**The request:**
Put the lines from the line with "- stash-item[interactable]: 超算单元: [2011, 127, 2374, 489]" to the line with "- back-button[interactable]: [101, 22, 156, 81]", both included, into a JSON list of strings, one string per line. Leave out any blank lines.

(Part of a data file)
## start

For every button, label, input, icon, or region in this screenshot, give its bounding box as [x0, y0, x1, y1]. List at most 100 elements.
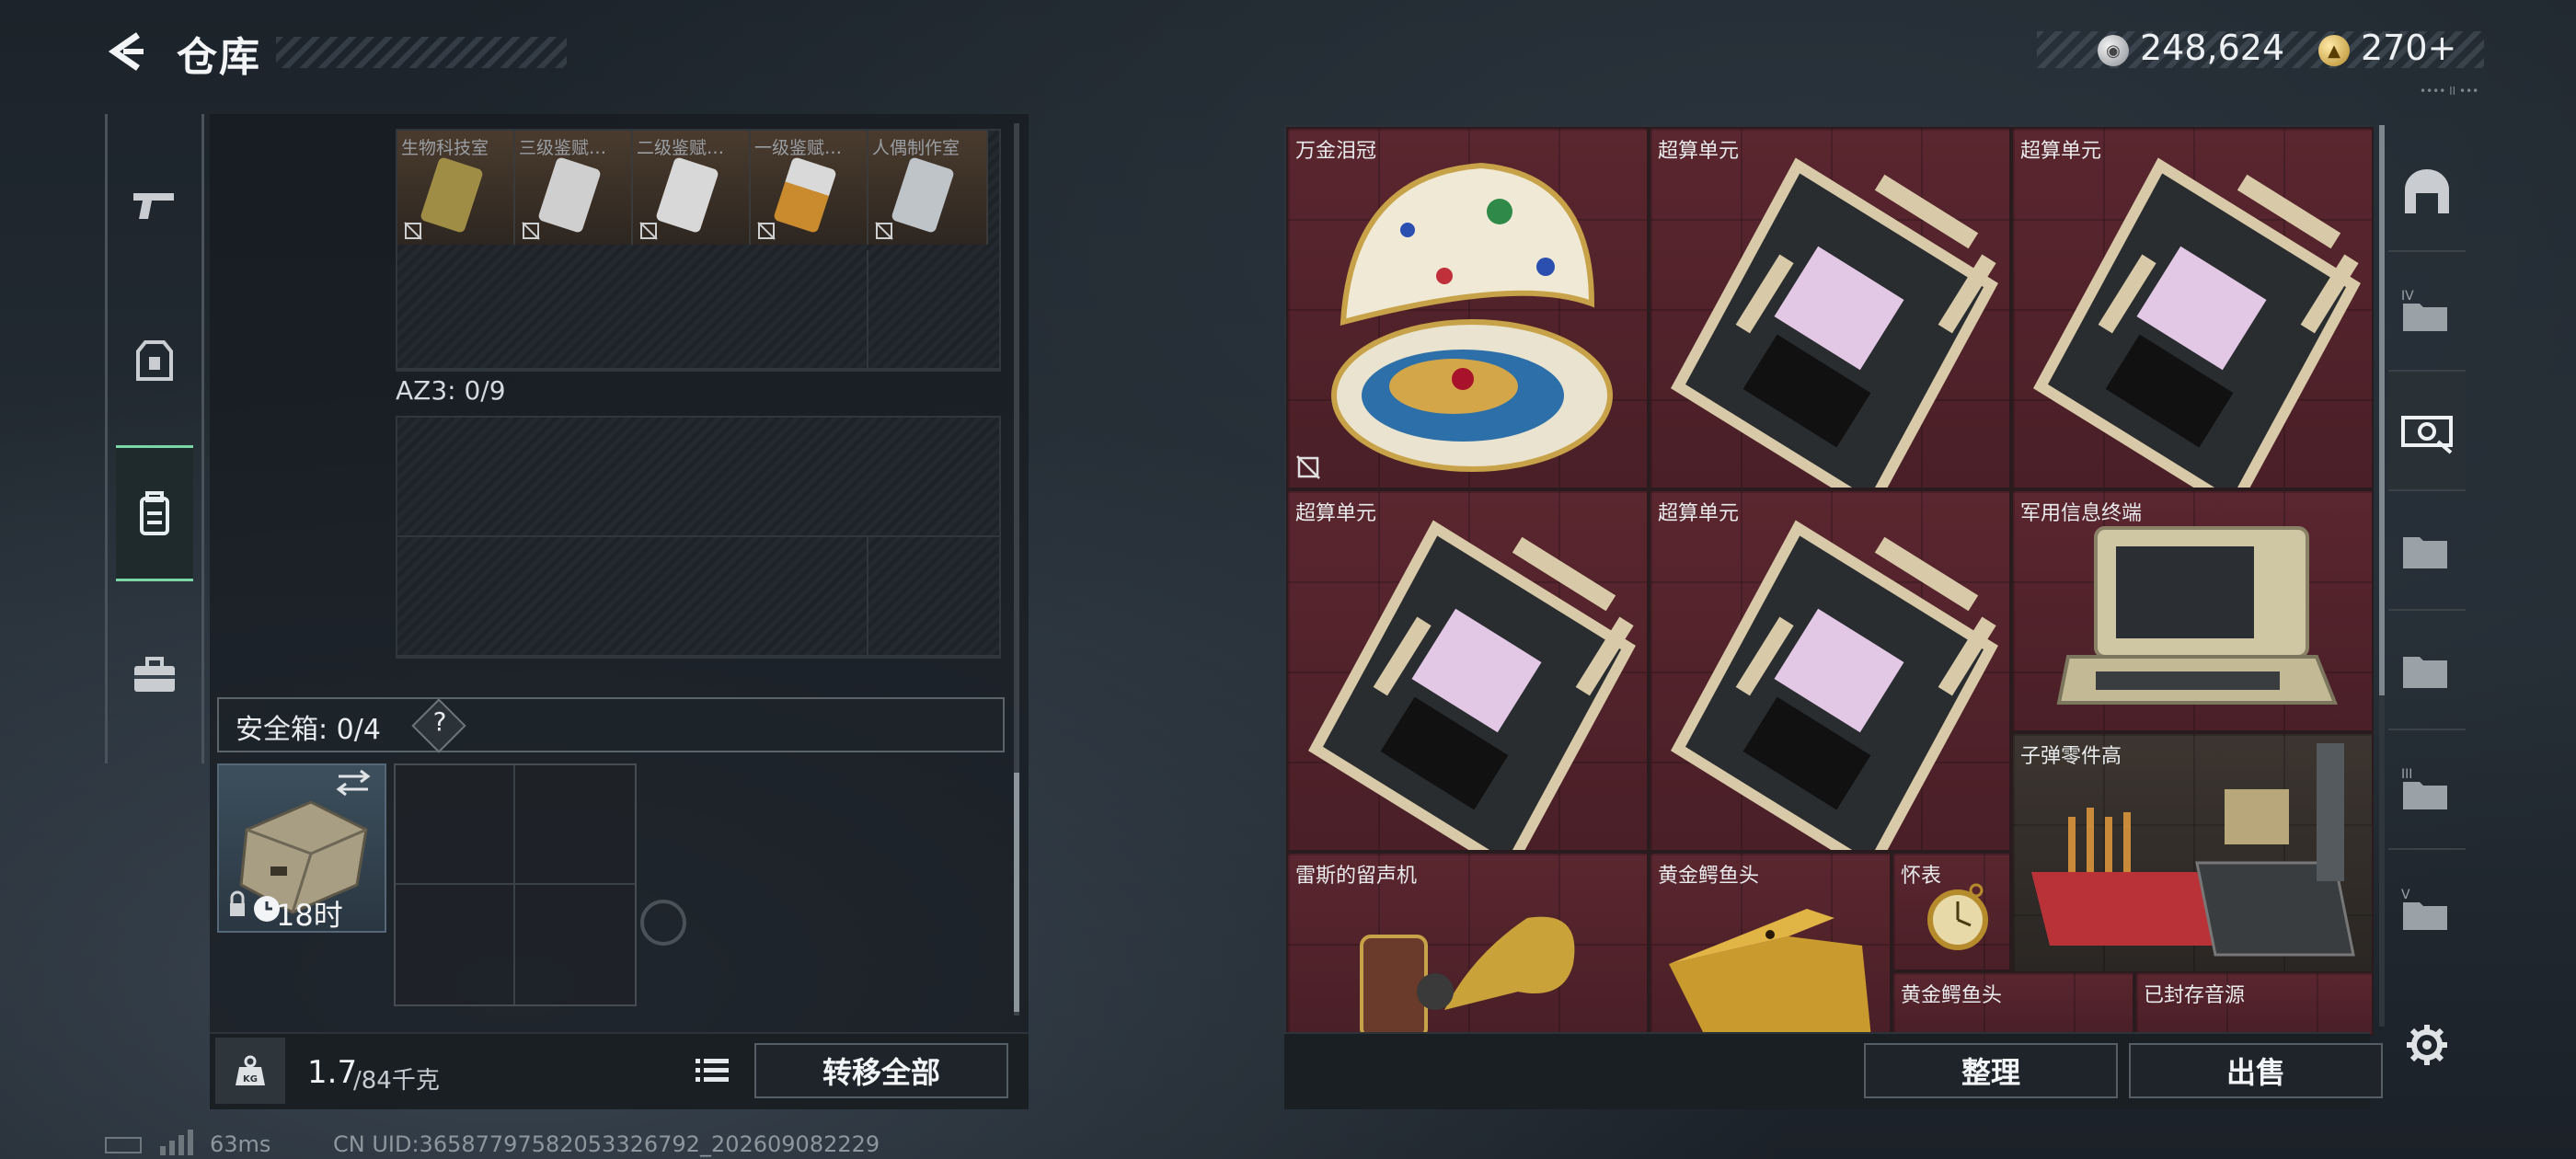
- stash-item[interactable]: 超算单元: [2011, 127, 2374, 489]
- safebox-slot[interactable]: [396, 765, 515, 885]
- no-insure-icon: [1296, 455, 1320, 479]
- safebox-slot[interactable]: [515, 765, 635, 885]
- stash-panel: 万金泪冠 超算单元 超算单元 超算单元 超算单元 军用信息终端 子弹零件高 雷斯…: [1284, 125, 2374, 1036]
- item-name: 黄金鳄鱼头: [1901, 984, 2003, 1007]
- folder-icon: [2403, 537, 2447, 568]
- transfer-all-button[interactable]: 转移全部: [754, 1043, 1008, 1098]
- az3-row: [397, 418, 999, 537]
- back-button[interactable]: [101, 22, 156, 81]
- backpack-item[interactable]: 生物科技室: [397, 131, 515, 245]
- silver-amount[interactable]: 248,624: [2140, 28, 2284, 68]
- rail-tab-gate[interactable]: [2388, 132, 2466, 252]
- item-name: 子弹零件高: [2020, 745, 2122, 768]
- cash-icon: [2401, 416, 2453, 454]
- rail-tab-level-iii[interactable]: III: [2388, 730, 2466, 850]
- stash-item[interactable]: 超算单元: [1286, 489, 1649, 852]
- military-terminal-image: [2056, 526, 2338, 705]
- az3-row: [397, 537, 999, 657]
- sort-button[interactable]: 整理: [1864, 1043, 2118, 1098]
- stash-item[interactable]: 军用信息终端: [2011, 489, 2374, 732]
- gun-icon: [133, 193, 174, 219]
- ping-text: 63ms: [210, 1131, 271, 1157]
- no-insure-icon: [404, 222, 422, 240]
- safebox-timer: 18时: [276, 898, 343, 933]
- rail-tab-level-v[interactable]: V: [2388, 850, 2466, 970]
- stash-item[interactable]: 怀表: [1892, 852, 2011, 971]
- stash-item[interactable]: 黄金鳄鱼头: [1649, 852, 1892, 1036]
- item-label: 生物科技室: [401, 138, 489, 158]
- rail-tab-level-iv[interactable]: IV: [2388, 252, 2466, 372]
- computing-board-image: [1671, 520, 1998, 850]
- gold-amount[interactable]: 270+: [2361, 28, 2456, 68]
- rail-tab-folder-2[interactable]: [2388, 611, 2466, 730]
- inventory-scroll-thumb[interactable]: [1014, 773, 1019, 1012]
- safebox-slot[interactable]: [515, 885, 635, 1004]
- stash-item[interactable]: 已封存音源: [2134, 971, 2374, 1036]
- list-view-button[interactable]: [688, 1049, 736, 1093]
- keycard-image: [891, 156, 955, 234]
- az3-capacity-label: AZ3: 0/9: [396, 375, 506, 406]
- swap-icon: [339, 769, 371, 784]
- tab-toolbox[interactable]: [116, 607, 193, 743]
- armor-icon: [136, 340, 173, 381]
- stash-item[interactable]: 子弹零件高: [2011, 732, 2374, 975]
- tab-armor[interactable]: [116, 293, 193, 429]
- item-name: 怀表: [1901, 865, 1942, 888]
- empty-slot[interactable]: [397, 418, 999, 537]
- stash-item[interactable]: 雷斯的留声机: [1286, 852, 1649, 1036]
- backpack-item[interactable]: 人偶制作室: [868, 131, 988, 245]
- bullet-parts-image: [2031, 743, 2355, 957]
- list-icon: [696, 1059, 729, 1082]
- stash-item[interactable]: 万金泪冠: [1286, 127, 1649, 489]
- silver-coin-icon: ◉: [2098, 35, 2129, 66]
- backpack-item[interactable]: 一级鉴赋…: [751, 131, 868, 245]
- stash-item[interactable]: 超算单元: [1649, 489, 2011, 852]
- empty-slot[interactable]: [868, 250, 999, 370]
- backpack-item[interactable]: 二级鉴赋…: [633, 131, 751, 245]
- no-insure-icon: [522, 222, 540, 240]
- level-iii-folder-icon: III: [2401, 767, 2447, 809]
- svg-text:IV: IV: [2401, 289, 2414, 304]
- level-iv-folder-icon: IV: [2401, 289, 2447, 331]
- item-label: 一级鉴赋…: [754, 138, 843, 158]
- item-label: 二级鉴赋…: [637, 138, 725, 158]
- item-name: 军用信息终端: [2020, 502, 2143, 525]
- empty-slot[interactable]: [397, 250, 868, 370]
- gear-icon: [2407, 1025, 2447, 1065]
- no-insure-icon: [757, 222, 776, 240]
- computing-board-image: [1308, 520, 1636, 850]
- backpack-item[interactable]: 三级鉴赋…: [515, 131, 633, 245]
- battery-icon: [105, 1137, 142, 1153]
- jeweled-egg-image: [1331, 162, 1613, 472]
- toolbox-icon: [134, 657, 175, 692]
- stash-scroll-thumb[interactable]: [2379, 125, 2385, 695]
- back-arrow-icon: [108, 32, 144, 71]
- tab-backpack[interactable]: [116, 445, 193, 581]
- svg-text:V: V: [2401, 888, 2410, 902]
- settings-button[interactable]: [2398, 1016, 2456, 1074]
- help-icon: ?: [432, 706, 447, 737]
- tab-weapons[interactable]: [116, 138, 193, 274]
- title-decoration: [276, 37, 567, 68]
- corner-label: •••• II •••: [2420, 85, 2479, 98]
- item-name: 已封存音源: [2144, 984, 2246, 1007]
- safebox-slots: [394, 763, 637, 1006]
- sell-button[interactable]: 出售: [2129, 1043, 2383, 1098]
- weight-icon: KG: [215, 1038, 285, 1104]
- item-name: 超算单元: [1295, 502, 1377, 525]
- stash-item[interactable]: 黄金鳄鱼头: [1892, 971, 2134, 1036]
- empty-slot[interactable]: [868, 537, 999, 657]
- level-v-folder-icon: V: [2401, 888, 2447, 930]
- item-name: 黄金鳄鱼头: [1658, 865, 1760, 888]
- safebox-slot[interactable]: [396, 885, 515, 1004]
- rail-tab-folder[interactable]: [2388, 491, 2466, 611]
- svg-text:KG: KG: [243, 1074, 258, 1084]
- svg-text:III: III: [2401, 767, 2412, 782]
- stash-item[interactable]: 超算单元: [1649, 127, 2011, 489]
- page-title: 仓库: [177, 34, 261, 81]
- rail-tab-cash[interactable]: [2388, 372, 2466, 491]
- keycard-image: [773, 156, 837, 234]
- weight-max: /84千克: [353, 1067, 440, 1095]
- empty-slot[interactable]: [397, 537, 868, 657]
- computing-board-image: [2033, 157, 2361, 488]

## end

**Result for this task:**
[
  "- stash-item[interactable]: 超算单元: [2011, 127, 2374, 489]",
  "- safebox-slot[interactable]: [396, 765, 515, 885]",
  "- no-insure-icon: [1296, 455, 1320, 479]",
  "- safebox-slot[interactable]: [515, 765, 635, 885]",
  "- stash-panel: 万金泪冠 超算单元 超算单元 超算单元 超算单元 军用信息终端 子弹零件高 雷斯…: [1284, 125, 2374, 1036]",
  "- item-name: 黄金鳄鱼头: [1901, 984, 2003, 1007]",
  "- folder-icon: [2403, 537, 2447, 568]",
  "- transfer-all-button[interactable]: 转移全部: [754, 1043, 1008, 1098]",
  "- az3-row: [397, 418, 999, 537]",
  "- back-button[interactable]: [101, 22, 156, 81]"
]